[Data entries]
#####

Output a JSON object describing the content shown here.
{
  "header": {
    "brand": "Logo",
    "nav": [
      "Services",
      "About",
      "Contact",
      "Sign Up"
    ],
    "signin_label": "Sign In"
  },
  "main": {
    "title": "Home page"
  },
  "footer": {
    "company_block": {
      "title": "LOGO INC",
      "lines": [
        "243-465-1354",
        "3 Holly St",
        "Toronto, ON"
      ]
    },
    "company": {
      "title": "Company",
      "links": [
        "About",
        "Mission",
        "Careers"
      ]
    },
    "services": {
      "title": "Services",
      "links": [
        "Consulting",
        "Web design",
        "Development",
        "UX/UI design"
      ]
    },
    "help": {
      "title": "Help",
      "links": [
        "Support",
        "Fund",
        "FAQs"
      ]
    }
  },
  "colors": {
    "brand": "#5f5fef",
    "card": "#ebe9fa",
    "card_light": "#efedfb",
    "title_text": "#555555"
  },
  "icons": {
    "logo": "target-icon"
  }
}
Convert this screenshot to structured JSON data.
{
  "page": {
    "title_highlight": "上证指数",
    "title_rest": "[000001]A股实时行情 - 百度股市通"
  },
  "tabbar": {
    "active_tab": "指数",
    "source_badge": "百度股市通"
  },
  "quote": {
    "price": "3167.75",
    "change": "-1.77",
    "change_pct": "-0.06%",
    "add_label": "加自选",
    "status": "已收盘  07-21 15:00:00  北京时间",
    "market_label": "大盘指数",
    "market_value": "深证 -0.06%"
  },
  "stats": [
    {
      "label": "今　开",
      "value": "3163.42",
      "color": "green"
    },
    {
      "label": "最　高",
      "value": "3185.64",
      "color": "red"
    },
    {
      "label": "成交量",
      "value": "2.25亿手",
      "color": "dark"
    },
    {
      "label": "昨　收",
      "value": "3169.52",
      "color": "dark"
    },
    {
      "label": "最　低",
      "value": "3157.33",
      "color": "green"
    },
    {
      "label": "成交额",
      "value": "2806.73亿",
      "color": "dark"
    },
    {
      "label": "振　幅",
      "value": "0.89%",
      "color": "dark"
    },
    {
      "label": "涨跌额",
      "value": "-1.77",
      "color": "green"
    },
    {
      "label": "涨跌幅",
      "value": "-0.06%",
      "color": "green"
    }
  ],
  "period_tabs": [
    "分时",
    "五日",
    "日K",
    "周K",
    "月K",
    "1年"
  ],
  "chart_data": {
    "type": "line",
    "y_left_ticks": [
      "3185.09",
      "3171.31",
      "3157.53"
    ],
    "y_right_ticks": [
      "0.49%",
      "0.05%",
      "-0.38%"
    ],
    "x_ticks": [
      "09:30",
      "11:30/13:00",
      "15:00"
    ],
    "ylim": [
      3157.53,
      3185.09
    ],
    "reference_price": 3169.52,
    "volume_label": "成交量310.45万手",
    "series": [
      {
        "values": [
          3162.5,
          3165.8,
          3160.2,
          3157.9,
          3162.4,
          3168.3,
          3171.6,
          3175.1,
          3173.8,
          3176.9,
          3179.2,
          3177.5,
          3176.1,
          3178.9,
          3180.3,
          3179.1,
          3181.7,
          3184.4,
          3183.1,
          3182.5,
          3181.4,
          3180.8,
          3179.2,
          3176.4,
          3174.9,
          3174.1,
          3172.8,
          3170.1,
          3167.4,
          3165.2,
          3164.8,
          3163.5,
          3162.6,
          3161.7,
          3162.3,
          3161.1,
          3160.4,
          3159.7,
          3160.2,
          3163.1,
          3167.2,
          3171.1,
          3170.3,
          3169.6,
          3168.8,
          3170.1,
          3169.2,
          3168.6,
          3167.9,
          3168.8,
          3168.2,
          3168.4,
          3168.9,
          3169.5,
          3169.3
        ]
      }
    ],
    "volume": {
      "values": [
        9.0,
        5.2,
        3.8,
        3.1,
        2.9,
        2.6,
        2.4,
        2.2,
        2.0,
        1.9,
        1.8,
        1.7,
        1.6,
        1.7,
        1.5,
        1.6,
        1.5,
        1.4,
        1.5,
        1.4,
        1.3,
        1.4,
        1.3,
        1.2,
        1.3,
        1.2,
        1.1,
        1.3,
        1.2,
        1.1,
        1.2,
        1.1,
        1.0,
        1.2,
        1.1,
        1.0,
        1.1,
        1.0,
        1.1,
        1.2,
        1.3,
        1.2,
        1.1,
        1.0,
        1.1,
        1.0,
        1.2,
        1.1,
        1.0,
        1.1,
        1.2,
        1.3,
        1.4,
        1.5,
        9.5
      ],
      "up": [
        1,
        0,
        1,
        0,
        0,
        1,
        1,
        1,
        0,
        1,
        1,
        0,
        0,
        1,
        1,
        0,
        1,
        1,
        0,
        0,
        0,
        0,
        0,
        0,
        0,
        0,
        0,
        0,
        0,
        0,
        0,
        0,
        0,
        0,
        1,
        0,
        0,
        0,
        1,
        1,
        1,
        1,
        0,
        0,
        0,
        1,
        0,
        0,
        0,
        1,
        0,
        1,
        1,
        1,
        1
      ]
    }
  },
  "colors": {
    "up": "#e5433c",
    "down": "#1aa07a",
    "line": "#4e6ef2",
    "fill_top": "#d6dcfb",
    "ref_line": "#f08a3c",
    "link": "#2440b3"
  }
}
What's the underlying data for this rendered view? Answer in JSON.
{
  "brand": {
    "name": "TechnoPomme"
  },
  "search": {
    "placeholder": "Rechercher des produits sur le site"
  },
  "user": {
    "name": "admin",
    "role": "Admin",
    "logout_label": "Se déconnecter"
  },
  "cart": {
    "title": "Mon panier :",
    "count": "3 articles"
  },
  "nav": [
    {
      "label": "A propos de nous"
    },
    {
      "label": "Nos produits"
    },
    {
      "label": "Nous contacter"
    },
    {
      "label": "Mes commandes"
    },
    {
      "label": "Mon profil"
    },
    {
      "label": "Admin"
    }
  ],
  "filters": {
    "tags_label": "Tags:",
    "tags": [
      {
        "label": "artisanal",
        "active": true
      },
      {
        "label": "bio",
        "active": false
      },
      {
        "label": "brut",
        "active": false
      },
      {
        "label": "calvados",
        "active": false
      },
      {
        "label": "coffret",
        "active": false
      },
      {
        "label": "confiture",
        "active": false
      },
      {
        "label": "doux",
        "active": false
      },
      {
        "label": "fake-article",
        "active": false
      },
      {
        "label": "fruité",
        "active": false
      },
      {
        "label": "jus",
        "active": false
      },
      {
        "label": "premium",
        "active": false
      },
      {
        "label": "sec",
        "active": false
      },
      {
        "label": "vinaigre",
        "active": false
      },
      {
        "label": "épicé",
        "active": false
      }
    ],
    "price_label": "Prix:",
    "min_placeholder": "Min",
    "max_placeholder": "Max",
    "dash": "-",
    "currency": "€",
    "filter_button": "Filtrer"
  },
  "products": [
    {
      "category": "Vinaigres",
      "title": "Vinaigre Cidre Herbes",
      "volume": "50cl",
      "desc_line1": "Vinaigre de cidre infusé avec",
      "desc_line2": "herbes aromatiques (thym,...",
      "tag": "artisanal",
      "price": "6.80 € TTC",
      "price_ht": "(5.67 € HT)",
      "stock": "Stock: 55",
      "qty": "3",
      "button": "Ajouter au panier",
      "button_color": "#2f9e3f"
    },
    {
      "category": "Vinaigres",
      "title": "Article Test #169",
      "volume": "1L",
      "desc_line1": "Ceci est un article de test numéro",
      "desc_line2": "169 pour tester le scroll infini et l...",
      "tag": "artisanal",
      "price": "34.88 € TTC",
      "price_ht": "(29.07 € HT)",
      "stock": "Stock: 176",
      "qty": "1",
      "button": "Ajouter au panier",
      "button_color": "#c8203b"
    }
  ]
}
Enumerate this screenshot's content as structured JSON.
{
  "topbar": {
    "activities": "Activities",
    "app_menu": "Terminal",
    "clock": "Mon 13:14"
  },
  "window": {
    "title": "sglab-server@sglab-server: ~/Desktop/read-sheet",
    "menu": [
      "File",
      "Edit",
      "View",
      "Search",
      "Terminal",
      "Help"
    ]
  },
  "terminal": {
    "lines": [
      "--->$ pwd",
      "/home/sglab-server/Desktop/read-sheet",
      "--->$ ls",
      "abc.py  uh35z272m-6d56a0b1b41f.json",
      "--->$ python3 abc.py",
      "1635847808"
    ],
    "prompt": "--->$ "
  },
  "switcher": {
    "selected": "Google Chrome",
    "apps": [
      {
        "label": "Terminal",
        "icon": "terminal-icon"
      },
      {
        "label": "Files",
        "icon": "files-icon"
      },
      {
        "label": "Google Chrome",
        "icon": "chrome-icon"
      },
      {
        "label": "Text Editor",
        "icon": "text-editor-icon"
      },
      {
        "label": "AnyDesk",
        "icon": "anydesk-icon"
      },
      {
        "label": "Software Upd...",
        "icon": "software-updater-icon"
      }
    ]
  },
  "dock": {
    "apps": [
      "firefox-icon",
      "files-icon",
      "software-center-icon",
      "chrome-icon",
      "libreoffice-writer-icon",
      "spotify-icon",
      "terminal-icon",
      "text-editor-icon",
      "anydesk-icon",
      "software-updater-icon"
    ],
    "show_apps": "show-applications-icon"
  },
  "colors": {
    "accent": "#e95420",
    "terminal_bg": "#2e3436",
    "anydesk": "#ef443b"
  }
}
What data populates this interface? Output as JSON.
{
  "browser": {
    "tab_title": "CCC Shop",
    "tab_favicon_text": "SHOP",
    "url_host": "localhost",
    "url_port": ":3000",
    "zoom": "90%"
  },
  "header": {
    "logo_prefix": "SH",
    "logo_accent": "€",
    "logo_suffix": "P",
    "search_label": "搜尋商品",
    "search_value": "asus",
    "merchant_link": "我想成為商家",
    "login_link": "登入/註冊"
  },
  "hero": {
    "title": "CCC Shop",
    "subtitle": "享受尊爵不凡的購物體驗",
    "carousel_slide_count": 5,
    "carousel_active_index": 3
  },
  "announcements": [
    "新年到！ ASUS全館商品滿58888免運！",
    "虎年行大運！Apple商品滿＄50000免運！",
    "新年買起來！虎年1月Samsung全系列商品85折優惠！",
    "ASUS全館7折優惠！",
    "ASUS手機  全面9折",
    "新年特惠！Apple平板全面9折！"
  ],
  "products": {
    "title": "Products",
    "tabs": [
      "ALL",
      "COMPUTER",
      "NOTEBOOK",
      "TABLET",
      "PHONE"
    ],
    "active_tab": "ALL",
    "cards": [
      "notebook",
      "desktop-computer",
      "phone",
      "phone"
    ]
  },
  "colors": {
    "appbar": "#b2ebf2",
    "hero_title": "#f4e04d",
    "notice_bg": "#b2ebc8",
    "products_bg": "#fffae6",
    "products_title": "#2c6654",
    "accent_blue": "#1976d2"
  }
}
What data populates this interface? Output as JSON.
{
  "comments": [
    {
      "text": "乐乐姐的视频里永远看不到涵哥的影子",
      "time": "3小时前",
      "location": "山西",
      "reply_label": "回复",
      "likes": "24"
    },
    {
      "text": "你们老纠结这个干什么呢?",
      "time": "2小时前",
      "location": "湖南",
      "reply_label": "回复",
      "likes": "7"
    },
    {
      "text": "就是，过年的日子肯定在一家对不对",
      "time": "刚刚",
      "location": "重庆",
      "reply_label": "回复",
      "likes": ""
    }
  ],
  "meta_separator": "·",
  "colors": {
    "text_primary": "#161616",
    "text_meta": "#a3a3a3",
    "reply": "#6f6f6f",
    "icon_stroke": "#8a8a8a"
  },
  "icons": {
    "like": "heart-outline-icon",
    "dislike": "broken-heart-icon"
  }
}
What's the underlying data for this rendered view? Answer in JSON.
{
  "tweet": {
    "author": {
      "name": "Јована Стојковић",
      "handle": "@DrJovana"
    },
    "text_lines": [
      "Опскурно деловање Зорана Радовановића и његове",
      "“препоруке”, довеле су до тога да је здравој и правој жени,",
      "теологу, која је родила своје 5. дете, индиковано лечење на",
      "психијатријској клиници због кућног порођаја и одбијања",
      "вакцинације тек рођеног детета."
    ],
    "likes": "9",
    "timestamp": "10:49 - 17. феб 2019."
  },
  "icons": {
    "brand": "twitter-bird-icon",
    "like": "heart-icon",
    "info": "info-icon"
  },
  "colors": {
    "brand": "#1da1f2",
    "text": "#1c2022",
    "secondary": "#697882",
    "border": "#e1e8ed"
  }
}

#####

*What the task asks:*
Determine the number of lines containing "sglab". Write only that number.

*Complete output:*
2